- [TASK INSTRUCTIONS] Copy every line of the entries that includes the word "this".
[BEGIN RECORD EXTRACTS]
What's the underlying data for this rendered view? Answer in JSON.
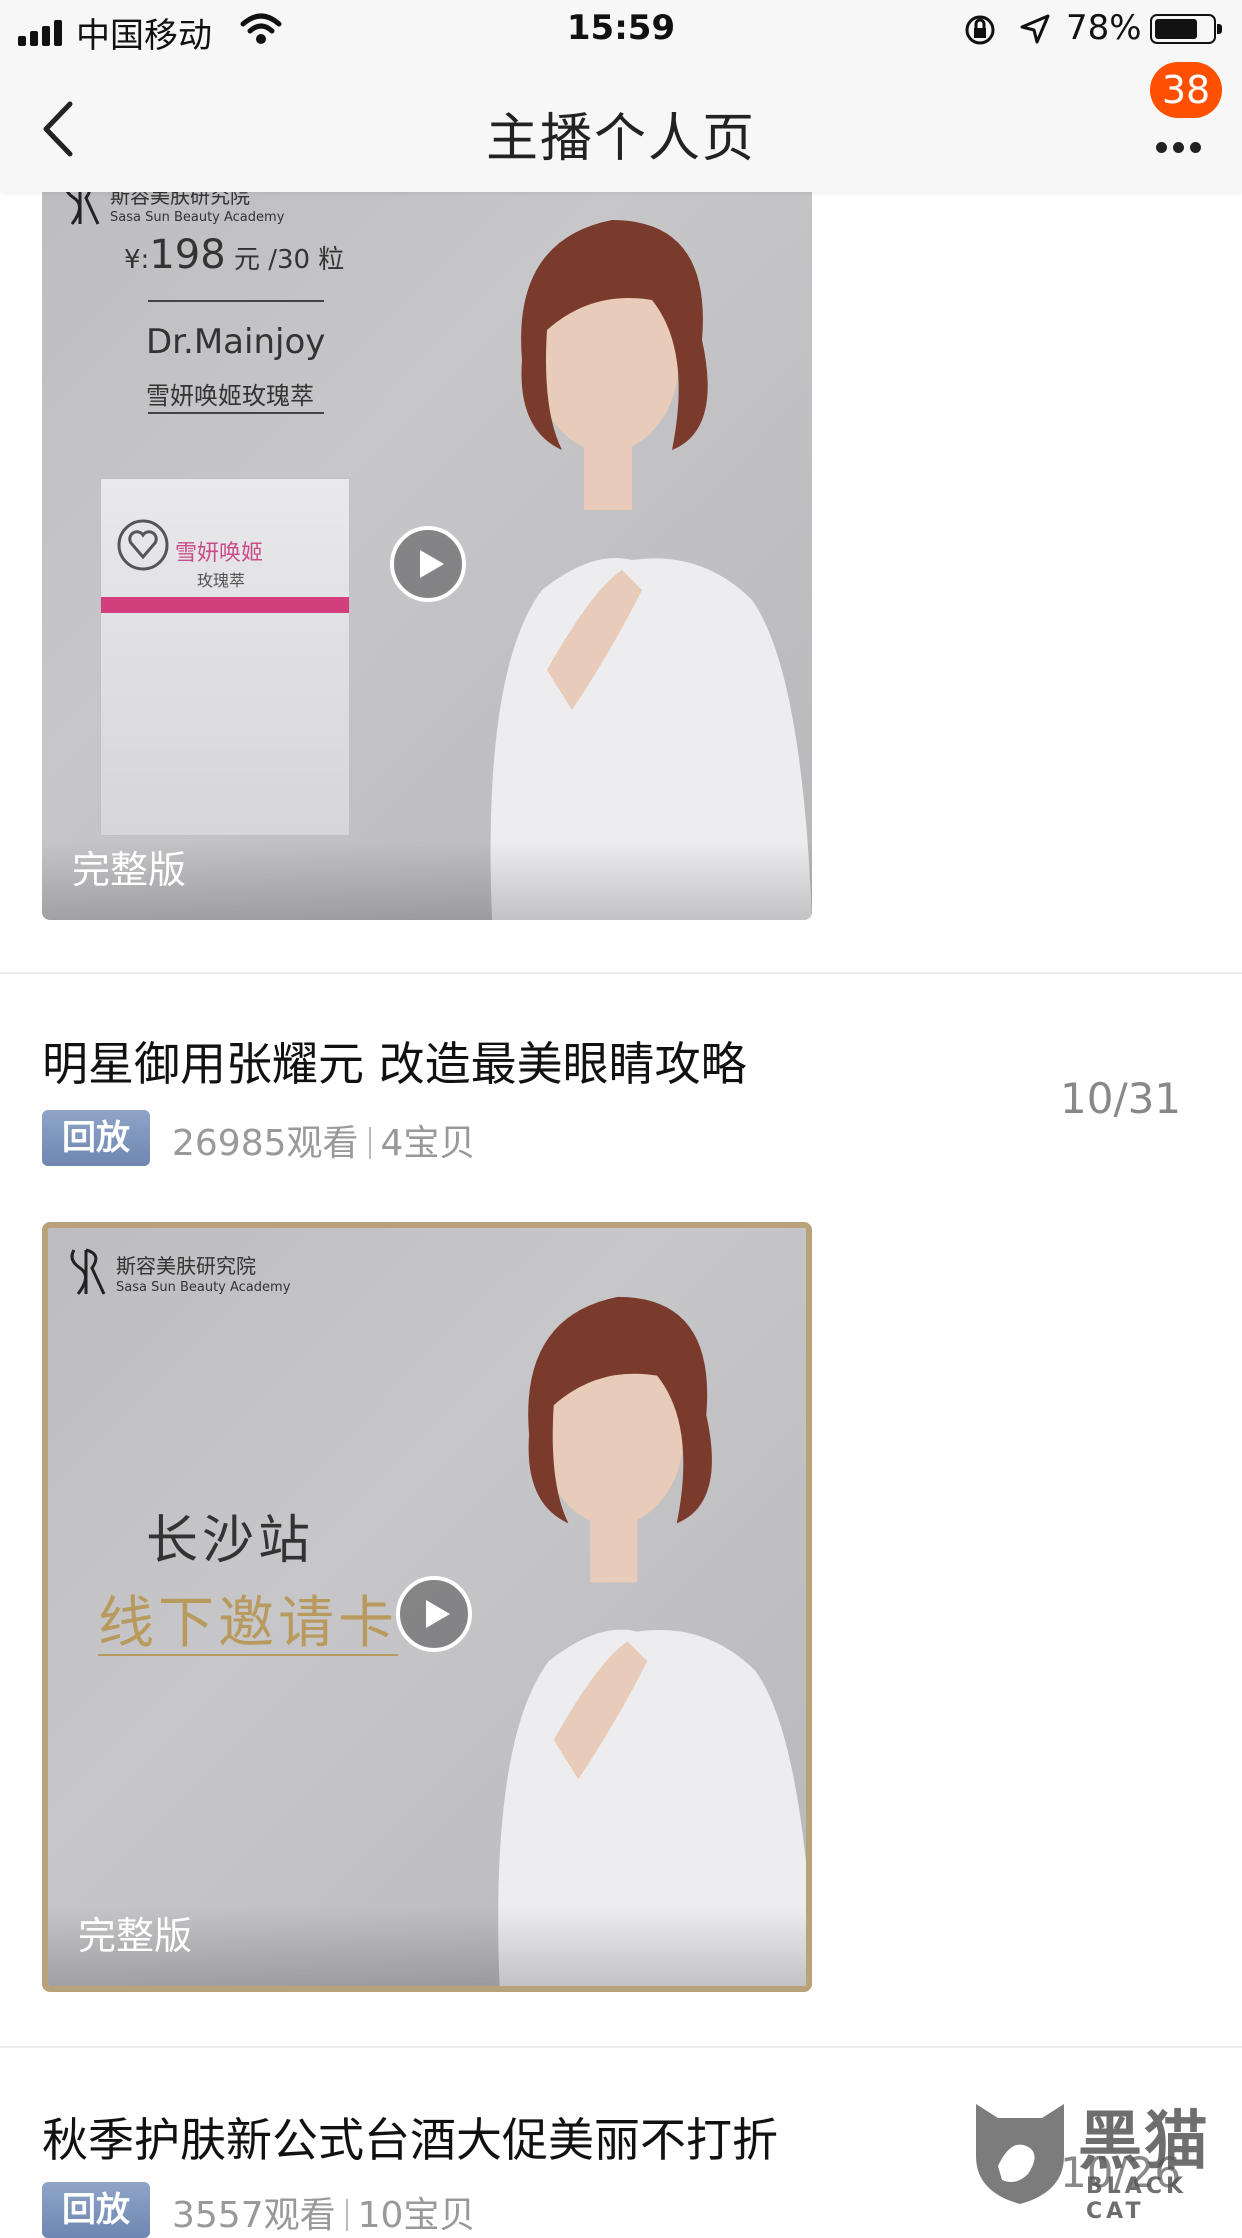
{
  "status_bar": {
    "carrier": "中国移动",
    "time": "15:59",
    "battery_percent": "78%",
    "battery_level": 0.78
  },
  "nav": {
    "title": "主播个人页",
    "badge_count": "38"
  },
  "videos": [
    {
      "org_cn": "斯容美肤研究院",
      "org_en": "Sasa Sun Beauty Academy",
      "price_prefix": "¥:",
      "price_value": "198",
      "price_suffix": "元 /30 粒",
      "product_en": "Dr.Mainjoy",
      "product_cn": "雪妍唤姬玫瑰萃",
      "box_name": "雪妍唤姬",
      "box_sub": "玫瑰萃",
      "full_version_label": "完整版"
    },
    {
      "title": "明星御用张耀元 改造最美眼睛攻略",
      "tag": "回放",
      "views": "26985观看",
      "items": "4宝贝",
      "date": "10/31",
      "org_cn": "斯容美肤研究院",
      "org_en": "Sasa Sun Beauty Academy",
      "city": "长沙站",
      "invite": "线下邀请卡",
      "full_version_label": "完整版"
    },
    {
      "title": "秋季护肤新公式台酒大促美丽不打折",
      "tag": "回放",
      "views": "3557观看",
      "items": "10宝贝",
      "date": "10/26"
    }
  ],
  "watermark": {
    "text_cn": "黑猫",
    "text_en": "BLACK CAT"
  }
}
[END RECORD EXTRACTS]
[BEGIN RECORD EXTRACTS]
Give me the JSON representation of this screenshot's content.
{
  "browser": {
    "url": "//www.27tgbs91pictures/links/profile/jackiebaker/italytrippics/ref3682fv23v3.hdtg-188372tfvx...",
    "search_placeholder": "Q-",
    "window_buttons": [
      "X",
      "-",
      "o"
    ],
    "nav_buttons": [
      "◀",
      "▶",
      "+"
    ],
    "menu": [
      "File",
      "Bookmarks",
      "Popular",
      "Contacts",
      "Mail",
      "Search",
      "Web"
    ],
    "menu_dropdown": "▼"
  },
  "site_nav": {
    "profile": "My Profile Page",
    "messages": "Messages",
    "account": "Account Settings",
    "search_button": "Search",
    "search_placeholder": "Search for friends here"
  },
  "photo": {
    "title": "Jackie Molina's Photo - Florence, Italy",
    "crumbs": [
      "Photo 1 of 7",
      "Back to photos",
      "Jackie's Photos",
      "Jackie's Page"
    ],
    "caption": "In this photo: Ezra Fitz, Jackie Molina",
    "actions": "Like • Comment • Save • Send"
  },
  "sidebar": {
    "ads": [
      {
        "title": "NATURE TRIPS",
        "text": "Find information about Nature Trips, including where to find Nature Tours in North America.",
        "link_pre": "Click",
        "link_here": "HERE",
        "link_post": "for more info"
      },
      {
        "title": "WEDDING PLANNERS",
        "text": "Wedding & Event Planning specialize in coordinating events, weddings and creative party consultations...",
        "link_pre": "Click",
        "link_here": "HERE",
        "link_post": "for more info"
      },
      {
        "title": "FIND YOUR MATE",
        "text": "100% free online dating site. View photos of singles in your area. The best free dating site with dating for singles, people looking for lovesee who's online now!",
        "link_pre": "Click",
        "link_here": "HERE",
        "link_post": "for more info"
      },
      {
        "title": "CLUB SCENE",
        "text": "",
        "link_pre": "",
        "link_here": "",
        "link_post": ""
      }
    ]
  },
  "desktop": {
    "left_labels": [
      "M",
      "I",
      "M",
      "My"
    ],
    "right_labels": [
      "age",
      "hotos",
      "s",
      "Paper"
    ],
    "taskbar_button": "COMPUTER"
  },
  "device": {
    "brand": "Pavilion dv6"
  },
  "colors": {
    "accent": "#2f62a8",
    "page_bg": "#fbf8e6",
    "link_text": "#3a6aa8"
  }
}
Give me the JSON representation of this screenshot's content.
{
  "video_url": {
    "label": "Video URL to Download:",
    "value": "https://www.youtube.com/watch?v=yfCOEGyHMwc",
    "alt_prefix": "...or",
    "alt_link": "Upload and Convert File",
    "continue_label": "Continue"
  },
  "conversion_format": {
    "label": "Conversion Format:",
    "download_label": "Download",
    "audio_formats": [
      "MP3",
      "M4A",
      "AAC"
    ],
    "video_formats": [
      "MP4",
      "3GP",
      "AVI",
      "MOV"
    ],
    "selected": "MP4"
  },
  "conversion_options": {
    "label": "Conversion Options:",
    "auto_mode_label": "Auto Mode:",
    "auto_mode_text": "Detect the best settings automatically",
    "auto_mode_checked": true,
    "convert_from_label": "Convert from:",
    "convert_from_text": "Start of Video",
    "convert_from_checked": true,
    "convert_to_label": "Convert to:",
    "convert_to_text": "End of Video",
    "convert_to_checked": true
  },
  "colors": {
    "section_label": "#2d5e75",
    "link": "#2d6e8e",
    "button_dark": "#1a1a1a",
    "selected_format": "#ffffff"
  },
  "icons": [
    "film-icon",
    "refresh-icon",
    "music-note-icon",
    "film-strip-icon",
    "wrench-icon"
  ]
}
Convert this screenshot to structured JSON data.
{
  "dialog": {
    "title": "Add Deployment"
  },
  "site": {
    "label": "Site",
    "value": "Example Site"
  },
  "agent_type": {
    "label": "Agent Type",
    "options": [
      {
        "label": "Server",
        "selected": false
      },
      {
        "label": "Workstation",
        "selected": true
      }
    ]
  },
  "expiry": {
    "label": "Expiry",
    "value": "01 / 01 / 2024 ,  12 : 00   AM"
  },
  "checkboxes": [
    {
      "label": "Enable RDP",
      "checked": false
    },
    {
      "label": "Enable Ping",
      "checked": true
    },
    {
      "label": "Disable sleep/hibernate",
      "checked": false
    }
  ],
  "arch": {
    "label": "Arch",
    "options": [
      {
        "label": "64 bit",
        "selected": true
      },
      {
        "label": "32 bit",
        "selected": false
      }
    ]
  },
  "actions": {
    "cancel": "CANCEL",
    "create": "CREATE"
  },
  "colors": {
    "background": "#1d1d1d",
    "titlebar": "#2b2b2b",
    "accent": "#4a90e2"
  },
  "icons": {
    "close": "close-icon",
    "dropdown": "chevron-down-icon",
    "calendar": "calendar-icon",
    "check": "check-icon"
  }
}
[END RECORD EXTRACTS]
- [TASK OUTPUT]
What's the underlying data for this rendered view? Answer in JSON.
Give me the JSON representation of this screenshot's content.
    "caption": "In this photo: Ezra Fitz, Jackie Molina",
Give me the JSON representation of this screenshot's content.
Convert this screenshot to structured JSON data.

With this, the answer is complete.